::: Records for processing :::
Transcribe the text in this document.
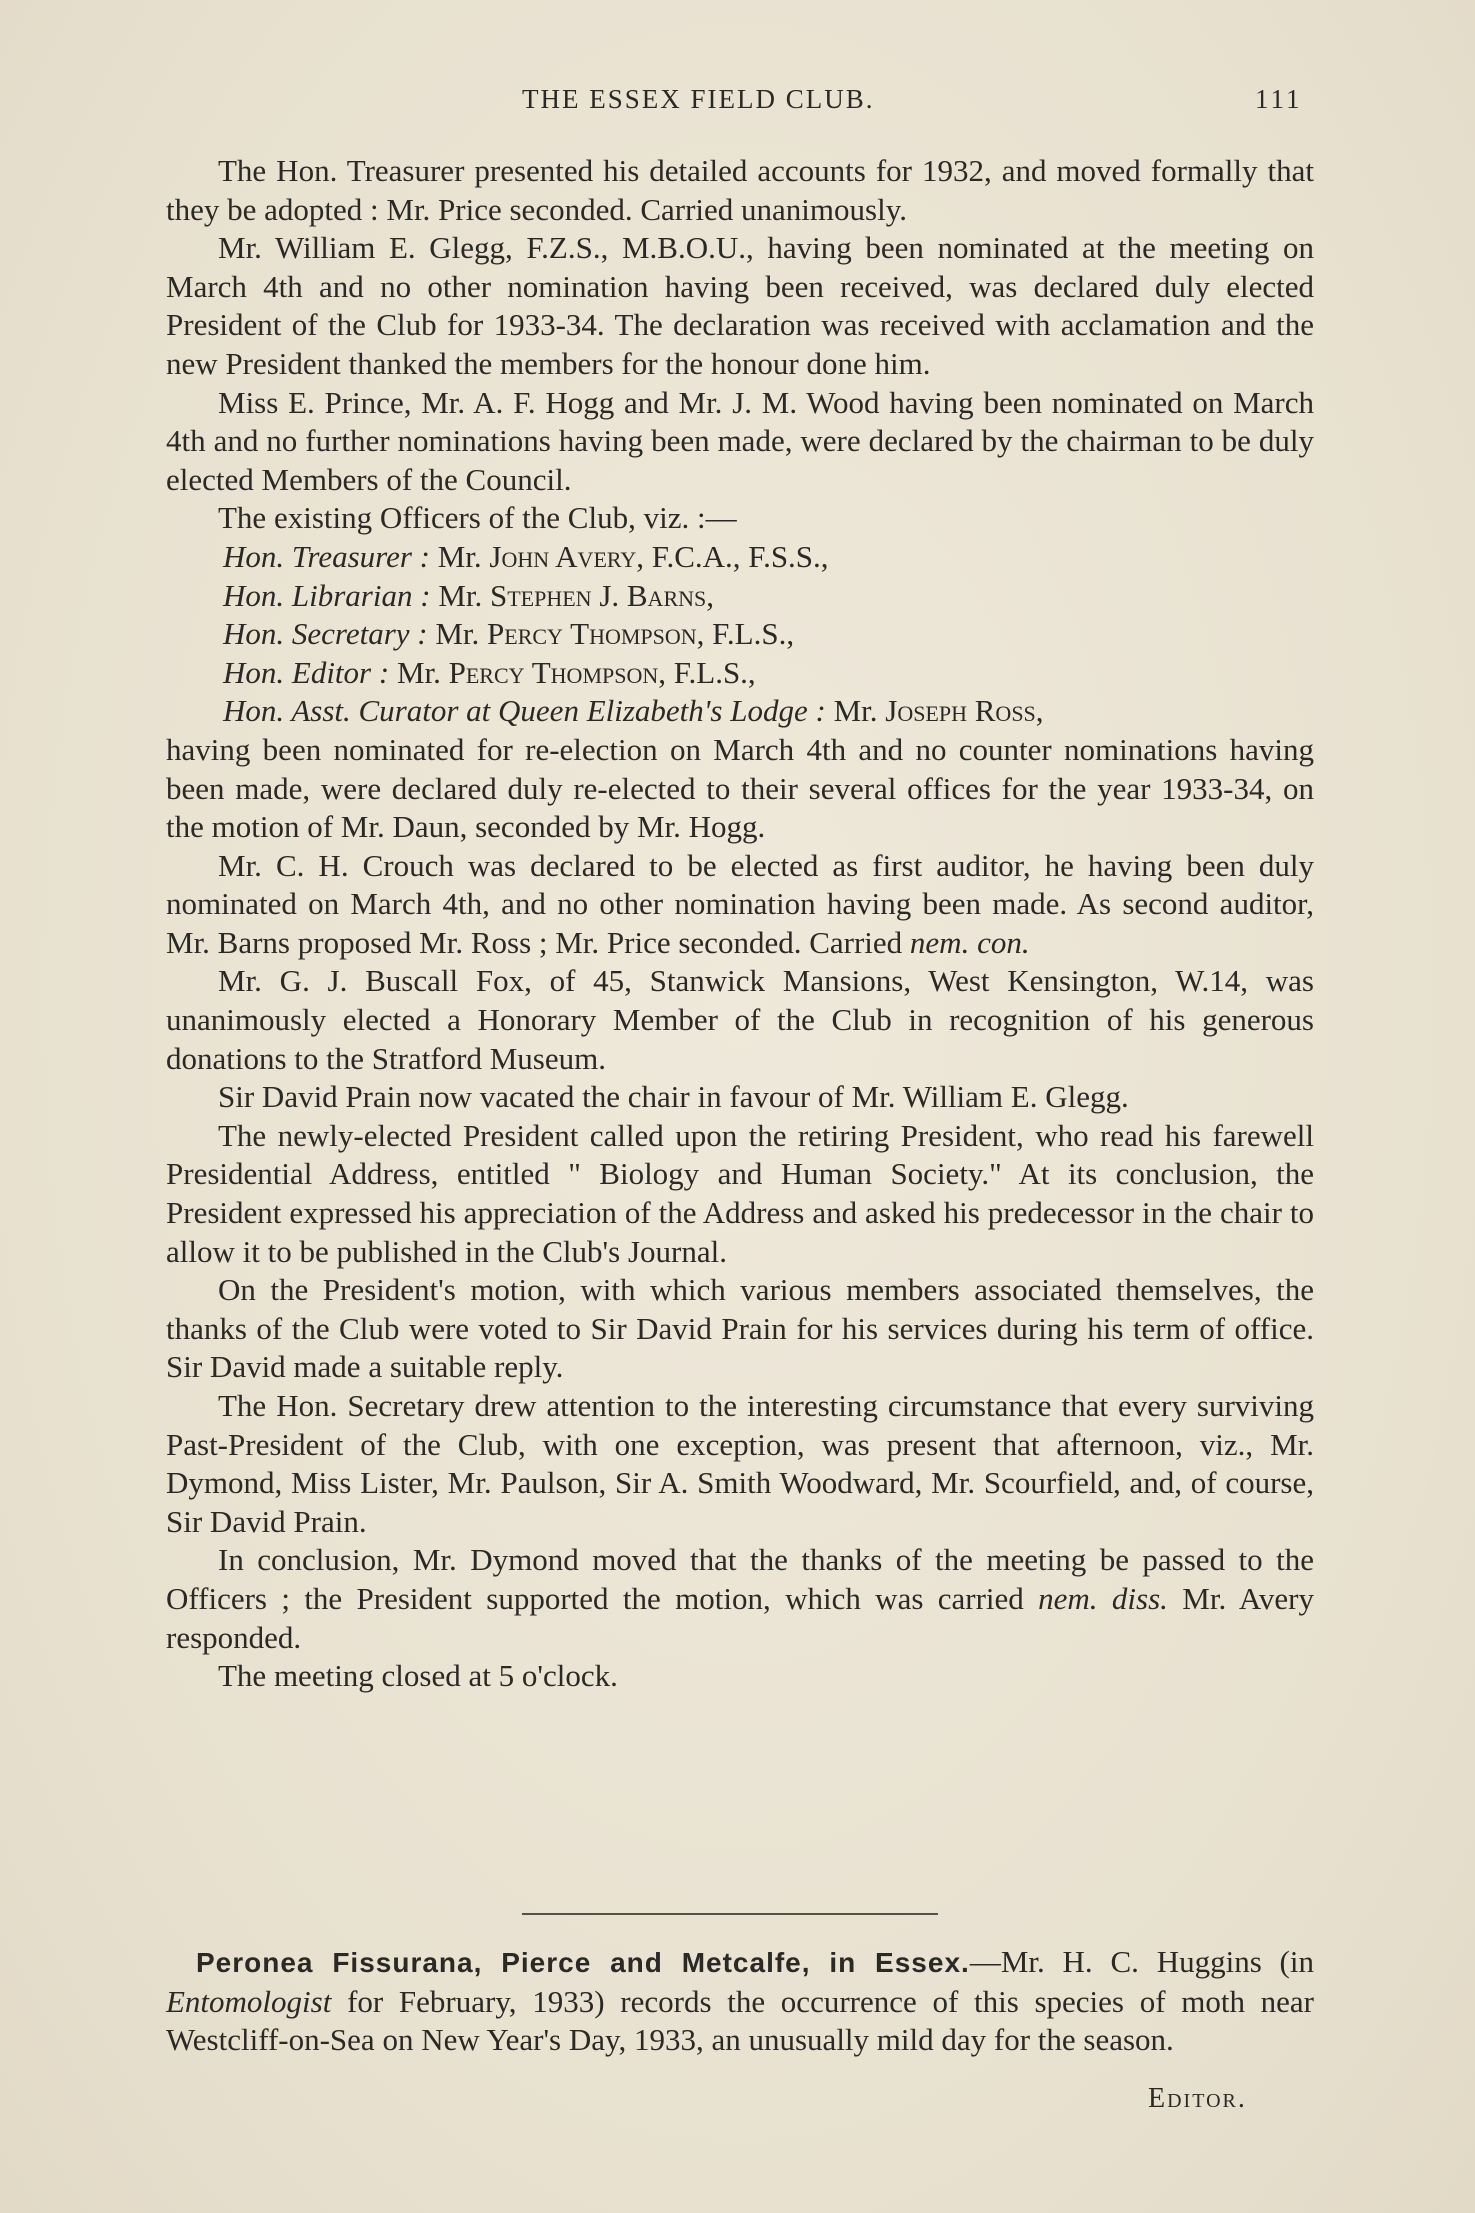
THE ESSEX FIELD CLUB.	111

The Hon. Treasurer presented his detailed accounts for 1932, and moved formally that they be adopted : Mr. Price seconded. Carried unanimously.

Mr. William E. Glegg, F.Z.S., M.B.O.U., having been nominated at the meeting on March 4th and no other nomination having been received, was declared duly elected President of the Club for 1933-34. The declaration was received with acclamation and the new President thanked the members for the honour done him.

Miss E. Prince, Mr. A. F. Hogg and Mr. J. M. Wood having been nominated on March 4th and no further nominations having been made, were declared by the chairman to be duly elected Members of the Council.

The existing Officers of the Club, viz. :—

Hon. Treasurer : Mr. John Avery, F.C.A., F.S.S.,

Hon. Librarian : Mr. Stephen J. Barns,

Hon. Secretary : Mr. Percy Thompson, F.L.S.,

Hon. Editor : Mr. Percy Thompson, F.L.S.,

Hon. Asst. Curator at Queen Elizabeth's Lodge : Mr. Joseph Ross,

having been nominated for re-election on March 4th and no counter nominations having been made, were declared duly re-elected to their several offices for the year 1933-34, on the motion of Mr. Daun, seconded by Mr. Hogg.

Mr. C. H. Crouch was declared to be elected as first auditor, he having been duly nominated on March 4th, and no other nomination having been made. As second auditor, Mr. Barns proposed Mr. Ross ; Mr. Price seconded. Carried nem. con.

Mr. G. J. Buscall Fox, of 45, Stanwick Mansions, West Kensington, W.14, was unanimously elected a Honorary Member of the Club in recognition of his generous donations to the Stratford Museum.

Sir David Prain now vacated the chair in favour of Mr. William E. Glegg.

The newly-elected President called upon the retiring President, who read his farewell Presidential Address, entitled " Biology and Human Society." At its conclusion, the President expressed his appreciation of the Address and asked his predecessor in the chair to allow it to be published in the Club's Journal.

On the President's motion, with which various members associated themselves, the thanks of the Club were voted to Sir David Prain for his services during his term of office. Sir David made a suitable reply.

The Hon. Secretary drew attention to the interesting circumstance that every surviving Past-President of the Club, with one exception, was present that afternoon, viz., Mr. Dymond, Miss Lister, Mr. Paulson, Sir A. Smith Woodward, Mr. Scourfield, and, of course, Sir David Prain.

In conclusion, Mr. Dymond moved that the thanks of the meeting be passed to the Officers ; the President supported the motion, which was carried nem. diss. Mr. Avery responded.

The meeting closed at 5 o'clock.

Peronea Fissurana, Pierce and Metcalfe, in Essex.—Mr. H. C. Huggins (in Entomologist for February, 1933) records the occurrence of this species of moth near Westcliff-on-Sea on New Year's Day, 1933, an unusually mild day for the season.

Editor.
:::
→ What is needed:
Locate all lines holding the word "Avery", then copy them out.

→ Task solution:
Hon. Treasurer : Mr. John Avery, F.C.A., F.S.S.,
In conclusion, Mr. Dymond moved that the thanks of the meeting be passed to the Officers ; the President supported the motion, which was carried nem. diss. Mr. Avery responded.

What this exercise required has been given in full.